◆ **Stated problem**
Your task is to gather the lines below that hold the string "title".

◆ **Data entries for graphics**
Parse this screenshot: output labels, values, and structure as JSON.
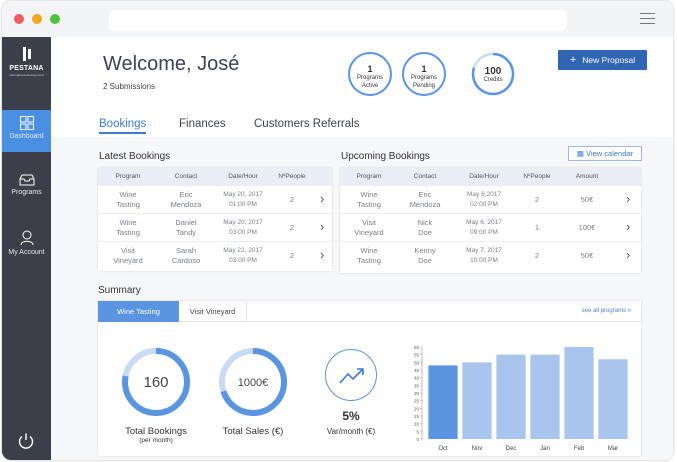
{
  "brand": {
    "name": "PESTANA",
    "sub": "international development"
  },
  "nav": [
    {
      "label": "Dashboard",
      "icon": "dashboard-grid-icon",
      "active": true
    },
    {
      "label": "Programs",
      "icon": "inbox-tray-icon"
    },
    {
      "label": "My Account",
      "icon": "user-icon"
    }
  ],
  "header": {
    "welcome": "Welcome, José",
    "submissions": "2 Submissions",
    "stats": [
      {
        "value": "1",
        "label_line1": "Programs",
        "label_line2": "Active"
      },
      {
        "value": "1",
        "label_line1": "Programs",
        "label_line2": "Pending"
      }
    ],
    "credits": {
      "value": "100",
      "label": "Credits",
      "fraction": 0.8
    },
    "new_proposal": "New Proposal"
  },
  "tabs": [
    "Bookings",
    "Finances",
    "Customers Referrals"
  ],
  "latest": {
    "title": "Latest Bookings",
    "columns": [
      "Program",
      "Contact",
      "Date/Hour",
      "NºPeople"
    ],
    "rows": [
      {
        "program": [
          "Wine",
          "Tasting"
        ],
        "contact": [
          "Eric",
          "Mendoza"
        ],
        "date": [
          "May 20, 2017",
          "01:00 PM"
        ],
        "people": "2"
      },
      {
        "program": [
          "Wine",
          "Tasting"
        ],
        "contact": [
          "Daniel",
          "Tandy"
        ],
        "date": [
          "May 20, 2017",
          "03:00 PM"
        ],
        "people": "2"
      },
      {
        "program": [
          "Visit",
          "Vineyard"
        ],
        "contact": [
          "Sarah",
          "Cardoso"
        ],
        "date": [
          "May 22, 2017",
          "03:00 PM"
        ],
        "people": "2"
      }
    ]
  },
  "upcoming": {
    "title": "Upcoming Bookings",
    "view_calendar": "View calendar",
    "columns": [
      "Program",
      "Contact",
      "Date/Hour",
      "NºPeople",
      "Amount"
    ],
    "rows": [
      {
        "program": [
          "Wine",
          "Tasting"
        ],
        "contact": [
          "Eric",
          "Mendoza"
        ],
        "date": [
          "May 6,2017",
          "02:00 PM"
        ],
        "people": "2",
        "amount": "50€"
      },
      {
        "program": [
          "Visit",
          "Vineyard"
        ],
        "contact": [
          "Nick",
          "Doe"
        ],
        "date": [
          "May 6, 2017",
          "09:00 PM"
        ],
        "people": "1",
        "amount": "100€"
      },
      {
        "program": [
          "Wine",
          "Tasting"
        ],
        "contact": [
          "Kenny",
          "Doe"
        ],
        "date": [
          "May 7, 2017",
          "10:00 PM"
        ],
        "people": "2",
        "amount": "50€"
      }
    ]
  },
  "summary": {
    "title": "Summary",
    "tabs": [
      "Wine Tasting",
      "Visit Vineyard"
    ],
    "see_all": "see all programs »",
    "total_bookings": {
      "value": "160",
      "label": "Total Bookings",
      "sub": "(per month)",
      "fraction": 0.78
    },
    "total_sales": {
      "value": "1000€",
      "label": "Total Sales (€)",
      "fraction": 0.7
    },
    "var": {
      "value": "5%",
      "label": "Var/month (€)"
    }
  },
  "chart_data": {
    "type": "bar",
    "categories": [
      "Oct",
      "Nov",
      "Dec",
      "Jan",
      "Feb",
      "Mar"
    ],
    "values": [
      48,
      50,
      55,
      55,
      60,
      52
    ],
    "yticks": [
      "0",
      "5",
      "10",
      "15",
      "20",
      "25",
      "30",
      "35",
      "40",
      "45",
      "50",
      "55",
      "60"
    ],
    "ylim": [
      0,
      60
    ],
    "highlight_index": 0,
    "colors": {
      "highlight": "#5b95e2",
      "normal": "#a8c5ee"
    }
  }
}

◆ **Result of the task**
    "title": "Latest Bookings",
    "title": "Upcoming Bookings",
    "title": "Summary",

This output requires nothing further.